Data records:
▬▬▬▬▬▬▬▬▬▬

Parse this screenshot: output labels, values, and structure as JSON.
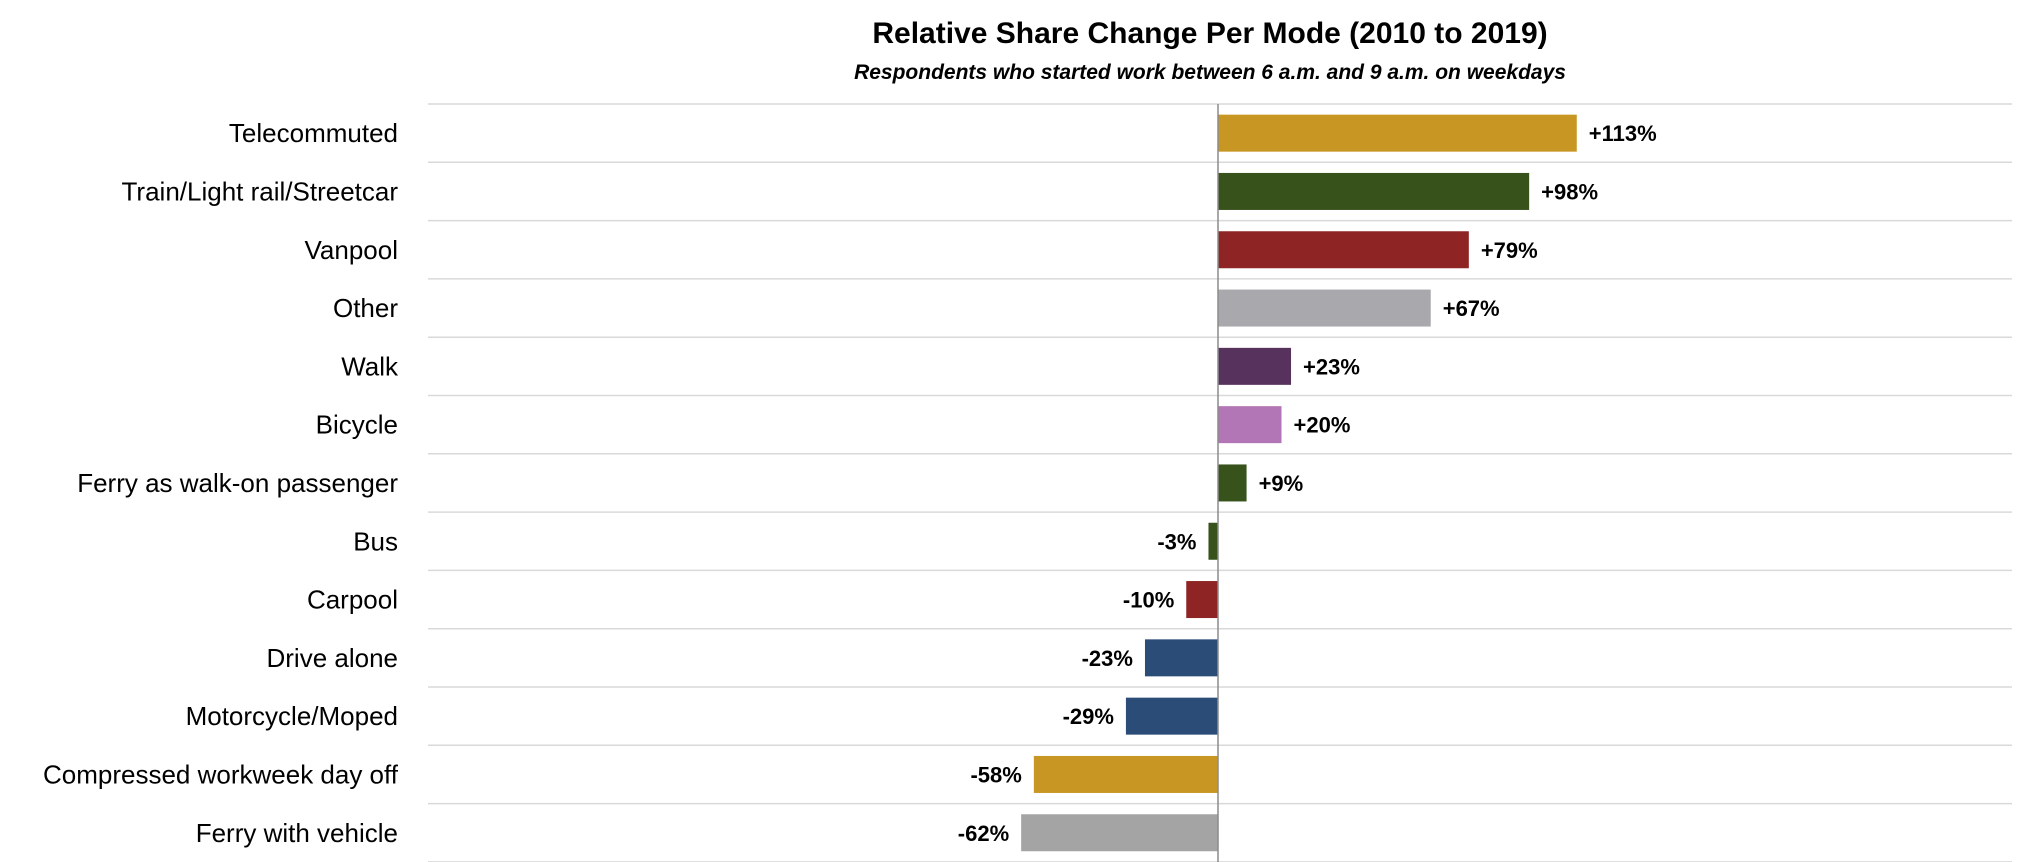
{
  "chart_data": {
    "type": "bar",
    "orientation": "horizontal",
    "title": "Relative Share Change Per Mode (2010 to 2019)",
    "subtitle": "Respondents who started work between 6 a.m. and 9 a.m. on weekdays",
    "xlabel": "",
    "ylabel": "",
    "xlim": [
      -113,
      122
    ],
    "grid": true,
    "legend": "none",
    "categories": [
      "Telecommuted",
      "Train/Light rail/Streetcar",
      "Vanpool",
      "Other",
      "Walk",
      "Bicycle",
      "Ferry as walk-on passenger",
      "Bus",
      "Carpool",
      "Drive alone",
      "Motorcycle/Moped",
      "Compressed workweek day off",
      "Ferry with vehicle"
    ],
    "values": [
      113,
      98,
      79,
      67,
      23,
      20,
      9,
      -3,
      -10,
      -23,
      -29,
      -58,
      -62
    ],
    "value_labels": [
      "+113%",
      "+98%",
      "+79%",
      "+67%",
      "+23%",
      "+20%",
      "+9%",
      "-3%",
      "-10%",
      "-23%",
      "-29%",
      "-58%",
      "-62%"
    ],
    "colors": [
      "#c89622",
      "#38521c",
      "#8e2424",
      "#a9a9ad",
      "#57325c",
      "#b276b6",
      "#38521c",
      "#38521c",
      "#8e2424",
      "#2c4c78",
      "#2c4c78",
      "#c89622",
      "#a4a4a4"
    ]
  }
}
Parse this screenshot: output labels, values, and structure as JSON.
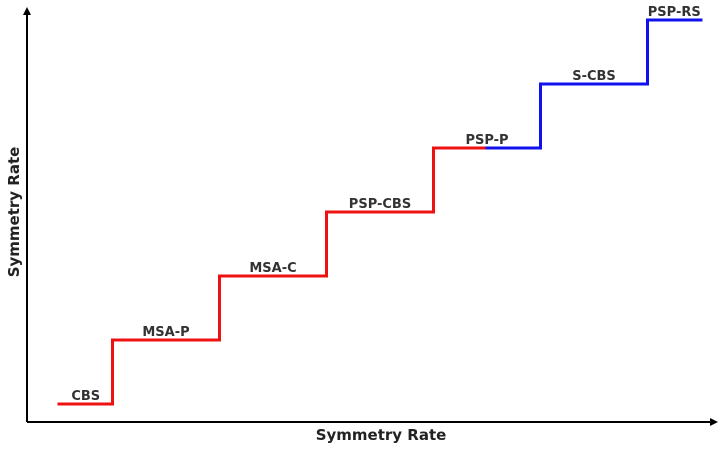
{
  "chart_data": {
    "type": "line",
    "subtype": "step",
    "title": "",
    "xlabel": "Symmetry Rate",
    "ylabel": "Symmetry Rate",
    "grid": false,
    "legend": "none",
    "xlim": [
      0,
      6.5
    ],
    "ylim": [
      0,
      6.3
    ],
    "steps": [
      {
        "label": "CBS",
        "level": 0,
        "x_start": 0.0,
        "x_end": 0.5,
        "color": "#ee1111"
      },
      {
        "label": "MSA-P",
        "level": 1,
        "x_start": 0.5,
        "x_end": 1.5,
        "color": "#ee1111"
      },
      {
        "label": "MSA-C",
        "level": 2,
        "x_start": 1.5,
        "x_end": 2.5,
        "color": "#ee1111"
      },
      {
        "label": "PSP-CBS",
        "level": 3,
        "x_start": 2.5,
        "x_end": 3.5,
        "color": "#ee1111"
      },
      {
        "label": "PSP-P",
        "level": 4,
        "x_start": 3.5,
        "x_end": 4.5,
        "color": "#ee1111",
        "color_after_x": 4.0,
        "color_after": "#1111ee"
      },
      {
        "label": "S-CBS",
        "level": 5,
        "x_start": 4.5,
        "x_end": 5.5,
        "color": "#1111ee"
      },
      {
        "label": "PSP-RS",
        "level": 6,
        "x_start": 5.5,
        "x_end": 6.0,
        "color": "#1111ee"
      }
    ]
  }
}
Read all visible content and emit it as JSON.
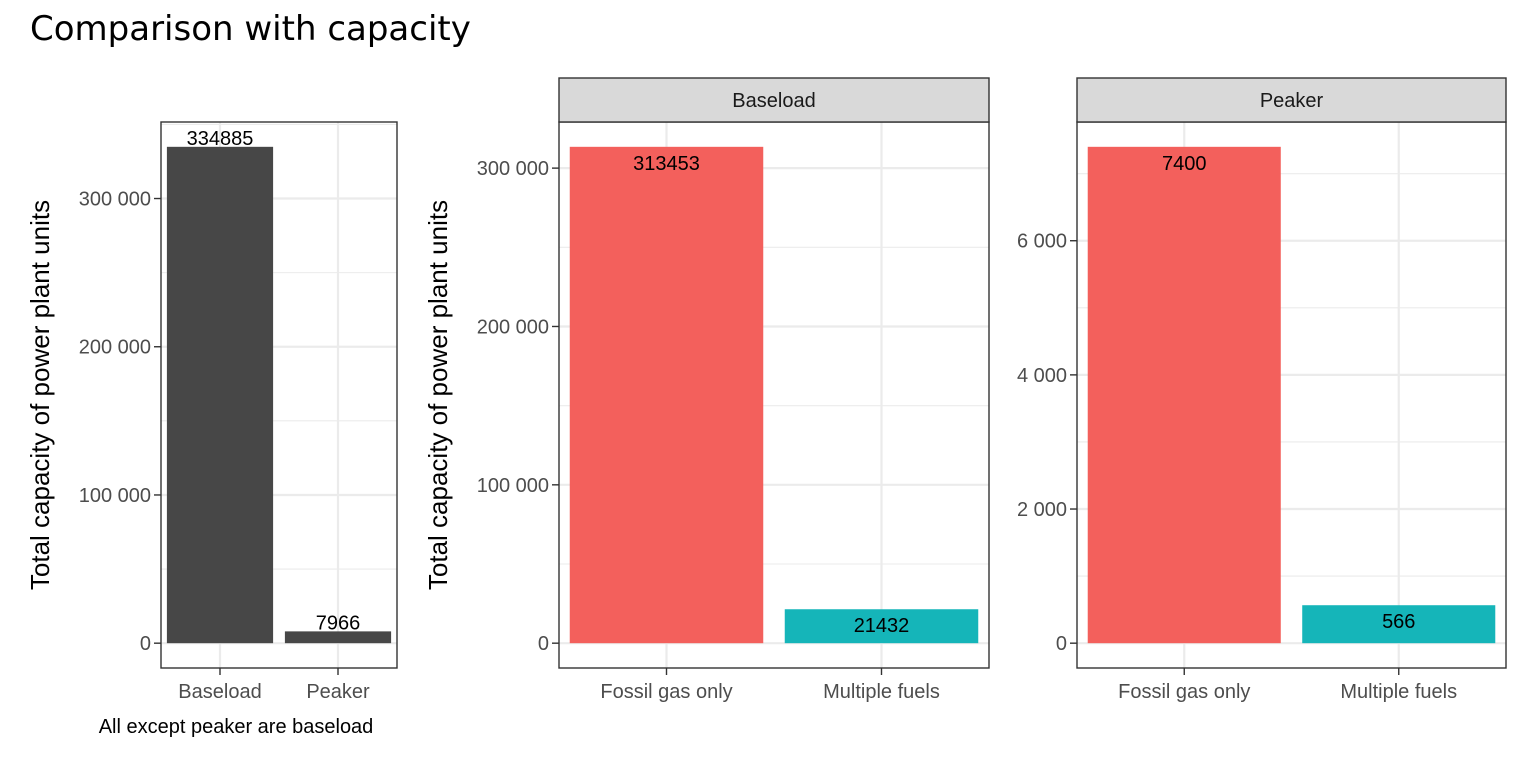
{
  "title": "Comparison with capacity",
  "colors": {
    "overall_bar": "#474747",
    "fossil_gas_only": "#f3605c",
    "multiple_fuels": "#15b5b9"
  },
  "chart_data": [
    {
      "type": "bar",
      "title": "",
      "xlabel": "All except peaker are baseload",
      "ylabel": "Total capacity of power plant units",
      "categories": [
        "Baseload",
        "Peaker"
      ],
      "values": [
        334885,
        7966
      ],
      "data_labels": [
        "334885",
        "7966"
      ],
      "ylim": [
        -16744,
        351629
      ],
      "yticks": [
        0,
        100000,
        200000,
        300000
      ],
      "ytick_labels": [
        "0",
        "100 000",
        "200 000",
        "300 000"
      ],
      "grid": true,
      "legend": "none"
    },
    {
      "type": "bar",
      "title": "",
      "xlabel": "",
      "ylabel": "Total capacity of power plant units",
      "facet_strips": [
        "Baseload",
        "Peaker"
      ],
      "categories": [
        "Fossil gas only",
        "Multiple fuels"
      ],
      "grid": true,
      "legend": "none",
      "facets": [
        {
          "strip": "Baseload",
          "values": [
            313453,
            21432
          ],
          "data_labels": [
            "313453",
            "21432"
          ],
          "ylim": [
            -15673,
            329126
          ],
          "yticks": [
            0,
            100000,
            200000,
            300000
          ],
          "ytick_labels": [
            "0",
            "100 000",
            "200 000",
            "300 000"
          ]
        },
        {
          "strip": "Peaker",
          "values": [
            7400,
            566
          ],
          "data_labels": [
            "7400",
            "566"
          ],
          "ylim": [
            -370,
            7770
          ],
          "yticks": [
            0,
            2000,
            4000,
            6000
          ],
          "ytick_labels": [
            "0",
            "2 000",
            "4 000",
            "6 000"
          ]
        }
      ]
    }
  ]
}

▬▬▬▬▬▬▬▬▬▬

EXERCISE DESCRIPTION: Each entry above should be reproduced exactly, with the pictures removed.

EXERCISE RESPONSE:
Parse this screenshot: output labels, values, and structure as JSON.
{
  "chart_data": {
    "type": "bar",
    "orientation": "horizontal",
    "title": "Relative Share Change Per Mode (2010 to 2019)",
    "subtitle": "Respondents who started work between 6 a.m. and 9 a.m. on weekdays",
    "xlabel": "",
    "ylabel": "",
    "xlim": [
      -113,
      122
    ],
    "grid": true,
    "legend": "none",
    "categories": [
      "Telecommuted",
      "Train/Light rail/Streetcar",
      "Vanpool",
      "Other",
      "Walk",
      "Bicycle",
      "Ferry as walk-on passenger",
      "Bus",
      "Carpool",
      "Drive alone",
      "Motorcycle/Moped",
      "Compressed workweek day off",
      "Ferry with vehicle"
    ],
    "values": [
      113,
      98,
      79,
      67,
      23,
      20,
      9,
      -3,
      -10,
      -23,
      -29,
      -58,
      -62
    ],
    "value_labels": [
      "+113%",
      "+98%",
      "+79%",
      "+67%",
      "+23%",
      "+20%",
      "+9%",
      "-3%",
      "-10%",
      "-23%",
      "-29%",
      "-58%",
      "-62%"
    ],
    "colors": [
      "#c89622",
      "#38521c",
      "#8e2424",
      "#a9a9ad",
      "#57325c",
      "#b276b6",
      "#38521c",
      "#38521c",
      "#8e2424",
      "#2c4c78",
      "#2c4c78",
      "#c89622",
      "#a4a4a4"
    ]
  }
}
Parse this screenshot: output labels, values, and structure as JSON.
{
  "chart_data": {
    "type": "line",
    "subtype": "step",
    "title": "",
    "xlabel": "Symmetry Rate",
    "ylabel": "Symmetry Rate",
    "grid": false,
    "legend": "none",
    "xlim": [
      0,
      6.5
    ],
    "ylim": [
      0,
      6.3
    ],
    "steps": [
      {
        "label": "CBS",
        "level": 0,
        "x_start": 0.0,
        "x_end": 0.5,
        "color": "#ee1111"
      },
      {
        "label": "MSA-P",
        "level": 1,
        "x_start": 0.5,
        "x_end": 1.5,
        "color": "#ee1111"
      },
      {
        "label": "MSA-C",
        "level": 2,
        "x_start": 1.5,
        "x_end": 2.5,
        "color": "#ee1111"
      },
      {
        "label": "PSP-CBS",
        "level": 3,
        "x_start": 2.5,
        "x_end": 3.5,
        "color": "#ee1111"
      },
      {
        "label": "PSP-P",
        "level": 4,
        "x_start": 3.5,
        "x_end": 4.5,
        "color": "#ee1111",
        "color_after_x": 4.0,
        "color_after": "#1111ee"
      },
      {
        "label": "S-CBS",
        "level": 5,
        "x_start": 4.5,
        "x_end": 5.5,
        "color": "#1111ee"
      },
      {
        "label": "PSP-RS",
        "level": 6,
        "x_start": 5.5,
        "x_end": 6.0,
        "color": "#1111ee"
      }
    ]
  }
}
Read all visible content and emit it as JSON.
{
  "title": "Comparison with capacity",
  "colors": {
    "overall_bar": "#474747",
    "fossil_gas_only": "#f3605c",
    "multiple_fuels": "#15b5b9"
  },
  "chart_data": [
    {
      "type": "bar",
      "title": "",
      "xlabel": "All except peaker are baseload",
      "ylabel": "Total capacity of power plant units",
      "categories": [
        "Baseload",
        "Peaker"
      ],
      "values": [
        334885,
        7966
      ],
      "data_labels": [
        "334885",
        "7966"
      ],
      "ylim": [
        -16744,
        351629
      ],
      "yticks": [
        0,
        100000,
        200000,
        300000
      ],
      "ytick_labels": [
        "0",
        "100 000",
        "200 000",
        "300 000"
      ],
      "grid": true,
      "legend": "none"
    },
    {
      "type": "bar",
      "title": "",
      "xlabel": "",
      "ylabel": "Total capacity of power plant units",
      "facet_strips": [
        "Baseload",
        "Peaker"
      ],
      "categories": [
        "Fossil gas only",
        "Multiple fuels"
      ],
      "grid": true,
      "legend": "none",
      "facets": [
        {
          "strip": "Baseload",
          "values": [
            313453,
            21432
          ],
          "data_labels": [
            "313453",
            "21432"
          ],
          "ylim": [
            -15673,
            329126
          ],
          "yticks": [
            0,
            100000,
            200000,
            300000
          ],
          "ytick_labels": [
            "0",
            "100 000",
            "200 000",
            "300 000"
          ]
        },
        {
          "strip": "Peaker",
          "values": [
            7400,
            566
          ],
          "data_labels": [
            "7400",
            "566"
          ],
          "ylim": [
            -370,
            7770
          ],
          "yticks": [
            0,
            2000,
            4000,
            6000
          ],
          "ytick_labels": [
            "0",
            "2 000",
            "4 000",
            "6 000"
          ]
        }
      ]
    }
  ]
}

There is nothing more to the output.